Instructions to follow ->
Give every line of the data again, unchanged, but with no pictures.

Available records ->
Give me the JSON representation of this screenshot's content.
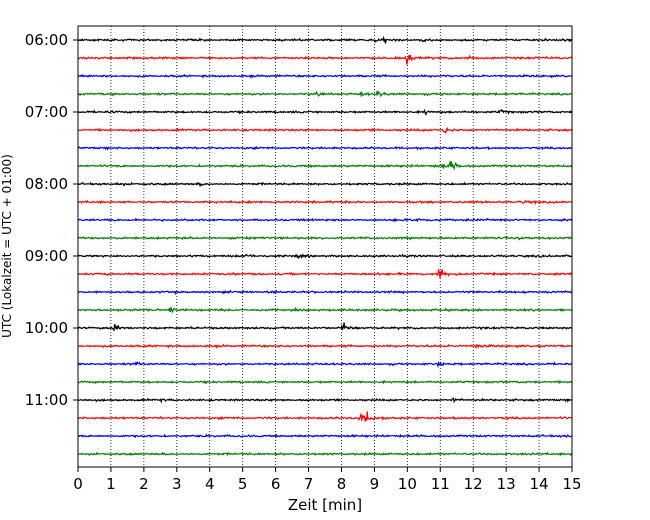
{
  "chart_data": {
    "type": "line",
    "subtype": "helicorder seismogram",
    "xlabel": "Zeit  [min]",
    "ylabel": "UTC (Lokalzeit = UTC + 01:00)",
    "xlim": [
      0,
      15
    ],
    "x_ticks": [
      "0",
      "1",
      "2",
      "3",
      "4",
      "5",
      "6",
      "7",
      "8",
      "9",
      "10",
      "11",
      "12",
      "13",
      "14",
      "15"
    ],
    "y_tick_labels": [
      "06:00",
      "07:00",
      "08:00",
      "09:00",
      "10:00",
      "11:00"
    ],
    "x_grid": "dotted vertical at each minute",
    "color_cycle": [
      "#000000",
      "#ff0000",
      "#0000ff",
      "#008000"
    ],
    "traces": [
      {
        "start": "06:00",
        "color": "#000000",
        "events": [
          {
            "t": 9.0,
            "amp": 0.25
          },
          {
            "t": 9.3,
            "amp": 0.3
          },
          {
            "t": 10.5,
            "amp": 0.2
          },
          {
            "t": 14.2,
            "amp": 0.2
          }
        ]
      },
      {
        "start": "06:15",
        "color": "#ff0000",
        "events": [
          {
            "t": 10.0,
            "amp": 0.9
          },
          {
            "t": 11.8,
            "amp": 0.25
          }
        ]
      },
      {
        "start": "06:30",
        "color": "#0000ff",
        "events": []
      },
      {
        "start": "06:45",
        "color": "#008000",
        "events": [
          {
            "t": 7.2,
            "amp": 0.4
          },
          {
            "t": 8.6,
            "amp": 0.3
          },
          {
            "t": 9.1,
            "amp": 0.5
          }
        ]
      },
      {
        "start": "07:00",
        "color": "#000000",
        "events": [
          {
            "t": 10.5,
            "amp": 0.35
          },
          {
            "t": 12.8,
            "amp": 0.3
          }
        ]
      },
      {
        "start": "07:15",
        "color": "#ff0000",
        "events": [
          {
            "t": 11.1,
            "amp": 0.7
          }
        ]
      },
      {
        "start": "07:30",
        "color": "#0000ff",
        "events": []
      },
      {
        "start": "07:45",
        "color": "#008000",
        "events": [
          {
            "t": 11.0,
            "amp": 0.45
          },
          {
            "t": 11.3,
            "amp": 1.0
          }
        ]
      },
      {
        "start": "08:00",
        "color": "#000000",
        "events": [
          {
            "t": 1.2,
            "amp": 0.25
          },
          {
            "t": 3.7,
            "amp": 0.2
          }
        ]
      },
      {
        "start": "08:15",
        "color": "#ff0000",
        "events": [
          {
            "t": 13.5,
            "amp": 0.25
          }
        ]
      },
      {
        "start": "08:30",
        "color": "#0000ff",
        "events": [
          {
            "t": 10.3,
            "amp": 0.65
          }
        ]
      },
      {
        "start": "08:45",
        "color": "#008000",
        "events": [
          {
            "t": 13.3,
            "amp": 0.2
          }
        ]
      },
      {
        "start": "09:00",
        "color": "#000000",
        "events": [
          {
            "t": 5.1,
            "amp": 0.3
          },
          {
            "t": 6.6,
            "amp": 0.3
          }
        ]
      },
      {
        "start": "09:15",
        "color": "#ff0000",
        "events": [
          {
            "t": 10.95,
            "amp": 1.4
          }
        ]
      },
      {
        "start": "09:30",
        "color": "#0000ff",
        "events": []
      },
      {
        "start": "09:45",
        "color": "#008000",
        "events": [
          {
            "t": 2.8,
            "amp": 0.55
          }
        ]
      },
      {
        "start": "10:00",
        "color": "#000000",
        "events": [
          {
            "t": 1.1,
            "amp": 0.75
          },
          {
            "t": 8.05,
            "amp": 0.9
          }
        ]
      },
      {
        "start": "10:15",
        "color": "#ff0000",
        "events": [
          {
            "t": 12.1,
            "amp": 0.3
          }
        ]
      },
      {
        "start": "10:30",
        "color": "#0000ff",
        "events": [
          {
            "t": 1.7,
            "amp": 0.3
          },
          {
            "t": 10.9,
            "amp": 0.3
          }
        ]
      },
      {
        "start": "10:45",
        "color": "#008000",
        "events": []
      },
      {
        "start": "11:00",
        "color": "#000000",
        "events": [
          {
            "t": 2.5,
            "amp": 0.2
          },
          {
            "t": 11.4,
            "amp": 0.3
          }
        ]
      },
      {
        "start": "11:15",
        "color": "#ff0000",
        "events": [
          {
            "t": 8.55,
            "amp": 0.75
          },
          {
            "t": 8.75,
            "amp": 1.2
          }
        ]
      },
      {
        "start": "11:30",
        "color": "#0000ff",
        "events": [
          {
            "t": 14.85,
            "amp": 0.3
          }
        ]
      },
      {
        "start": "11:45",
        "color": "#008000",
        "events": []
      }
    ]
  }
}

Response for this exercise ->
Give me the JSON representation of this screenshot's content.
{
  "chart_data": {
    "type": "line",
    "subtype": "helicorder seismogram",
    "xlabel": "Zeit  [min]",
    "ylabel": "UTC (Lokalzeit = UTC + 01:00)",
    "xlim": [
      0,
      15
    ],
    "x_ticks": [
      "0",
      "1",
      "2",
      "3",
      "4",
      "5",
      "6",
      "7",
      "8",
      "9",
      "10",
      "11",
      "12",
      "13",
      "14",
      "15"
    ],
    "y_tick_labels": [
      "06:00",
      "07:00",
      "08:00",
      "09:00",
      "10:00",
      "11:00"
    ],
    "x_grid": "dotted vertical at each minute",
    "color_cycle": [
      "#000000",
      "#ff0000",
      "#0000ff",
      "#008000"
    ],
    "traces": [
      {
        "start": "06:00",
        "color": "#000000",
        "events": [
          {
            "t": 9.0,
            "amp": 0.25
          },
          {
            "t": 9.3,
            "amp": 0.3
          },
          {
            "t": 10.5,
            "amp": 0.2
          },
          {
            "t": 14.2,
            "amp": 0.2
          }
        ]
      },
      {
        "start": "06:15",
        "color": "#ff0000",
        "events": [
          {
            "t": 10.0,
            "amp": 0.9
          },
          {
            "t": 11.8,
            "amp": 0.25
          }
        ]
      },
      {
        "start": "06:30",
        "color": "#0000ff",
        "events": []
      },
      {
        "start": "06:45",
        "color": "#008000",
        "events": [
          {
            "t": 7.2,
            "amp": 0.4
          },
          {
            "t": 8.6,
            "amp": 0.3
          },
          {
            "t": 9.1,
            "amp": 0.5
          }
        ]
      },
      {
        "start": "07:00",
        "color": "#000000",
        "events": [
          {
            "t": 10.5,
            "amp": 0.35
          },
          {
            "t": 12.8,
            "amp": 0.3
          }
        ]
      },
      {
        "start": "07:15",
        "color": "#ff0000",
        "events": [
          {
            "t": 11.1,
            "amp": 0.7
          }
        ]
      },
      {
        "start": "07:30",
        "color": "#0000ff",
        "events": []
      },
      {
        "start": "07:45",
        "color": "#008000",
        "events": [
          {
            "t": 11.0,
            "amp": 0.45
          },
          {
            "t": 11.3,
            "amp": 1.0
          }
        ]
      },
      {
        "start": "08:00",
        "color": "#000000",
        "events": [
          {
            "t": 1.2,
            "amp": 0.25
          },
          {
            "t": 3.7,
            "amp": 0.2
          }
        ]
      },
      {
        "start": "08:15",
        "color": "#ff0000",
        "events": [
          {
            "t": 13.5,
            "amp": 0.25
          }
        ]
      },
      {
        "start": "08:30",
        "color": "#0000ff",
        "events": [
          {
            "t": 10.3,
            "amp": 0.65
          }
        ]
      },
      {
        "start": "08:45",
        "color": "#008000",
        "events": [
          {
            "t": 13.3,
            "amp": 0.2
          }
        ]
      },
      {
        "start": "09:00",
        "color": "#000000",
        "events": [
          {
            "t": 5.1,
            "amp": 0.3
          },
          {
            "t": 6.6,
            "amp": 0.3
          }
        ]
      },
      {
        "start": "09:15",
        "color": "#ff0000",
        "events": [
          {
            "t": 10.95,
            "amp": 1.4
          }
        ]
      },
      {
        "start": "09:30",
        "color": "#0000ff",
        "events": []
      },
      {
        "start": "09:45",
        "color": "#008000",
        "events": [
          {
            "t": 2.8,
            "amp": 0.55
          }
        ]
      },
      {
        "start": "10:00",
        "color": "#000000",
        "events": [
          {
            "t": 1.1,
            "amp": 0.75
          },
          {
            "t": 8.05,
            "amp": 0.9
          }
        ]
      },
      {
        "start": "10:15",
        "color": "#ff0000",
        "events": [
          {
            "t": 12.1,
            "amp": 0.3
          }
        ]
      },
      {
        "start": "10:30",
        "color": "#0000ff",
        "events": [
          {
            "t": 1.7,
            "amp": 0.3
          },
          {
            "t": 10.9,
            "amp": 0.3
          }
        ]
      },
      {
        "start": "10:45",
        "color": "#008000",
        "events": []
      },
      {
        "start": "11:00",
        "color": "#000000",
        "events": [
          {
            "t": 2.5,
            "amp": 0.2
          },
          {
            "t": 11.4,
            "amp": 0.3
          }
        ]
      },
      {
        "start": "11:15",
        "color": "#ff0000",
        "events": [
          {
            "t": 8.55,
            "amp": 0.75
          },
          {
            "t": 8.75,
            "amp": 1.2
          }
        ]
      },
      {
        "start": "11:30",
        "color": "#0000ff",
        "events": [
          {
            "t": 14.85,
            "amp": 0.3
          }
        ]
      },
      {
        "start": "11:45",
        "color": "#008000",
        "events": []
      }
    ]
  }
}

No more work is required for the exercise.